§ Exercise task: Output each entry verbatim and exclude every picture from it.

§ Exercise input:
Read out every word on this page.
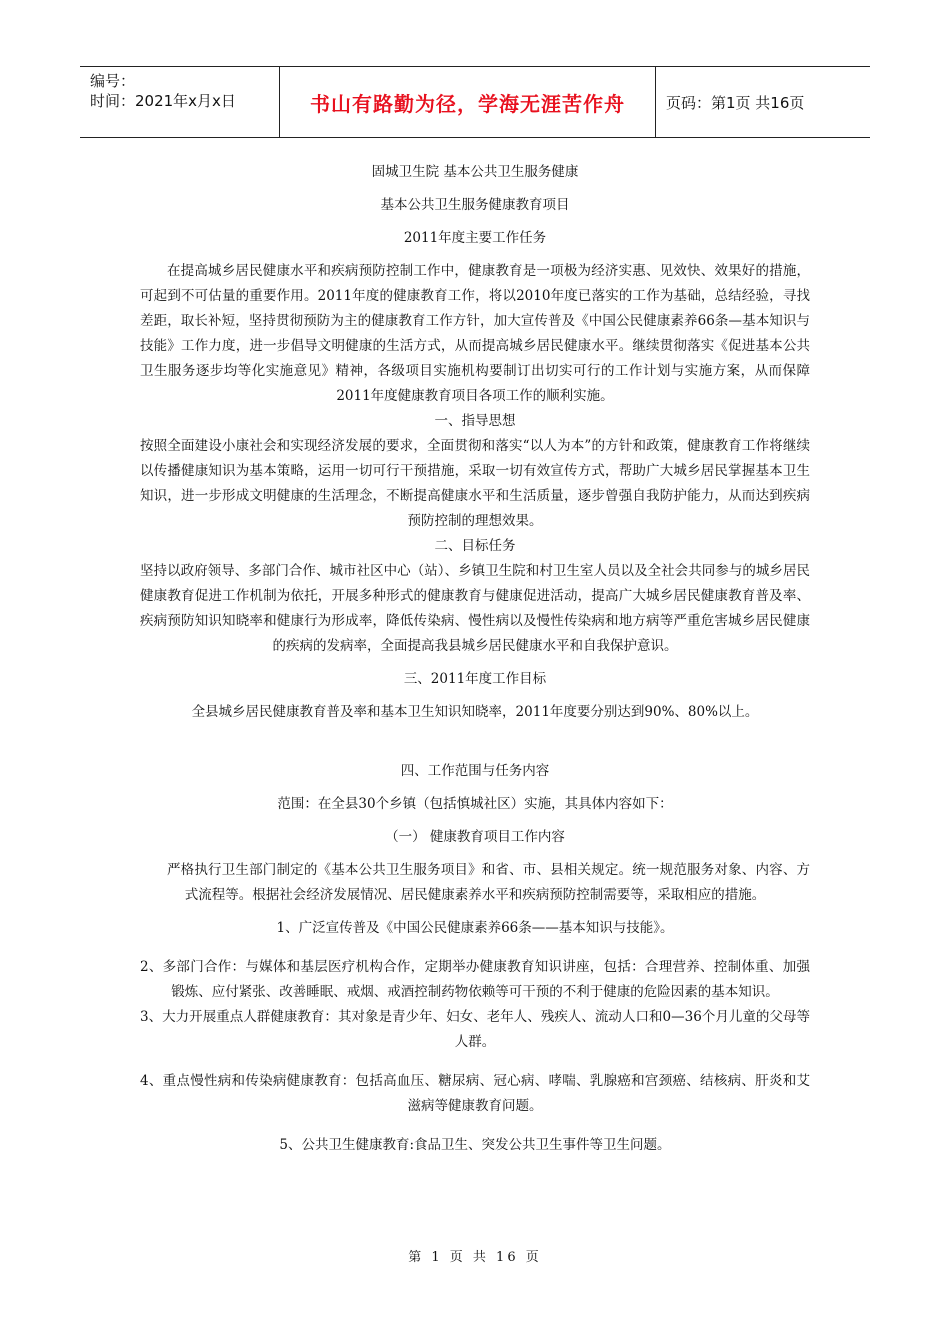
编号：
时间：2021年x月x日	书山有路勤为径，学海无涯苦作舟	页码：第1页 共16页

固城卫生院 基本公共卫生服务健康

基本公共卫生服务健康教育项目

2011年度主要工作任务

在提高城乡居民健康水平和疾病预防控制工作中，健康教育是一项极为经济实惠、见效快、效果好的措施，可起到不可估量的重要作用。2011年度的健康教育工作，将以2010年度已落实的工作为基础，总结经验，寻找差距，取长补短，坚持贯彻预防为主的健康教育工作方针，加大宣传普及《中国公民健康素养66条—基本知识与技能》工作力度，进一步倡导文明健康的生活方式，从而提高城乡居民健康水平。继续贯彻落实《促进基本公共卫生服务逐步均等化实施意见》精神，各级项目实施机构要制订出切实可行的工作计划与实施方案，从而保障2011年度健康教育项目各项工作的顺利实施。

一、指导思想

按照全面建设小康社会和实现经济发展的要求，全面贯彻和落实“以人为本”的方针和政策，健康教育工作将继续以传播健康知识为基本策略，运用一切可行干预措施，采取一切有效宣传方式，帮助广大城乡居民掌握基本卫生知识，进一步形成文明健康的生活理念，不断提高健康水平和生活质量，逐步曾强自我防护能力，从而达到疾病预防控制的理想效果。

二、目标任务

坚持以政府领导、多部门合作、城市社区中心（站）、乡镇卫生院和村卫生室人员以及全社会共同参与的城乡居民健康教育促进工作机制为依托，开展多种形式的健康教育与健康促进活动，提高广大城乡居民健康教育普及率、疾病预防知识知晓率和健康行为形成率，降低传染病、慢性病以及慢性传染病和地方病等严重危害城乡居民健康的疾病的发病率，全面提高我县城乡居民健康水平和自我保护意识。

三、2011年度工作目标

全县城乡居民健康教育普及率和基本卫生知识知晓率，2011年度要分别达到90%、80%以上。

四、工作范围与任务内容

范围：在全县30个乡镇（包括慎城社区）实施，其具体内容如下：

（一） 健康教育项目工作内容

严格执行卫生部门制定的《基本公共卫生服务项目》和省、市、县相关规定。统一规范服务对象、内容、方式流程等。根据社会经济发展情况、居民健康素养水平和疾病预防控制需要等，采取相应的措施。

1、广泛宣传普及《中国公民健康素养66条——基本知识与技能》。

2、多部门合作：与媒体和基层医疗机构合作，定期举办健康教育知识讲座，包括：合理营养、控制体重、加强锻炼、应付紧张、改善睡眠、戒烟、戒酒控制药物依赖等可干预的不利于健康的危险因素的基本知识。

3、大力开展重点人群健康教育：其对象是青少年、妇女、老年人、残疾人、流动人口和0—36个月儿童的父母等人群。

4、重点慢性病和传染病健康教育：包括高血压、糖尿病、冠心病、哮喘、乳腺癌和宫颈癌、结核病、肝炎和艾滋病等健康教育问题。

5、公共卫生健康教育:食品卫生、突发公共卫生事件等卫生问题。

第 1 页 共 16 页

§ Exercise answer:
Read out every word on this page.
编号：
时间：2021年x月x日	书山有路勤为径，学海无涯苦作舟	页码：第1页 共16页

固城卫生院 基本公共卫生服务健康

基本公共卫生服务健康教育项目

2011年度主要工作任务

在提高城乡居民健康水平和疾病预防控制工作中，健康教育是一项极为经济实惠、见效快、效果好的措施，可起到不可估量的重要作用。2011年度的健康教育工作，将以2010年度已落实的工作为基础，总结经验，寻找差距，取长补短，坚持贯彻预防为主的健康教育工作方针，加大宣传普及《中国公民健康素养66条—基本知识与技能》工作力度，进一步倡导文明健康的生活方式，从而提高城乡居民健康水平。继续贯彻落实《促进基本公共卫生服务逐步均等化实施意见》精神，各级项目实施机构要制订出切实可行的工作计划与实施方案，从而保障2011年度健康教育项目各项工作的顺利实施。

一、指导思想

按照全面建设小康社会和实现经济发展的要求，全面贯彻和落实“以人为本”的方针和政策，健康教育工作将继续以传播健康知识为基本策略，运用一切可行干预措施，采取一切有效宣传方式，帮助广大城乡居民掌握基本卫生知识，进一步形成文明健康的生活理念，不断提高健康水平和生活质量，逐步曾强自我防护能力，从而达到疾病预防控制的理想效果。

二、目标任务

坚持以政府领导、多部门合作、城市社区中心（站）、乡镇卫生院和村卫生室人员以及全社会共同参与的城乡居民健康教育促进工作机制为依托，开展多种形式的健康教育与健康促进活动，提高广大城乡居民健康教育普及率、疾病预防知识知晓率和健康行为形成率，降低传染病、慢性病以及慢性传染病和地方病等严重危害城乡居民健康的疾病的发病率，全面提高我县城乡居民健康水平和自我保护意识。

三、2011年度工作目标

全县城乡居民健康教育普及率和基本卫生知识知晓率，2011年度要分别达到90%、80%以上。

四、工作范围与任务内容

范围：在全县30个乡镇（包括慎城社区）实施，其具体内容如下：

（一） 健康教育项目工作内容

严格执行卫生部门制定的《基本公共卫生服务项目》和省、市、县相关规定。统一规范服务对象、内容、方式流程等。根据社会经济发展情况、居民健康素养水平和疾病预防控制需要等，采取相应的措施。

1、广泛宣传普及《中国公民健康素养66条——基本知识与技能》。

2、多部门合作：与媒体和基层医疗机构合作，定期举办健康教育知识讲座，包括：合理营养、控制体重、加强锻炼、应付紧张、改善睡眠、戒烟、戒酒控制药物依赖等可干预的不利于健康的危险因素的基本知识。

3、大力开展重点人群健康教育：其对象是青少年、妇女、老年人、残疾人、流动人口和0—36个月儿童的父母等人群。

4、重点慢性病和传染病健康教育：包括高血压、糖尿病、冠心病、哮喘、乳腺癌和宫颈癌、结核病、肝炎和艾滋病等健康教育问题。

5、公共卫生健康教育:食品卫生、突发公共卫生事件等卫生问题。

第 1 页 共 16 页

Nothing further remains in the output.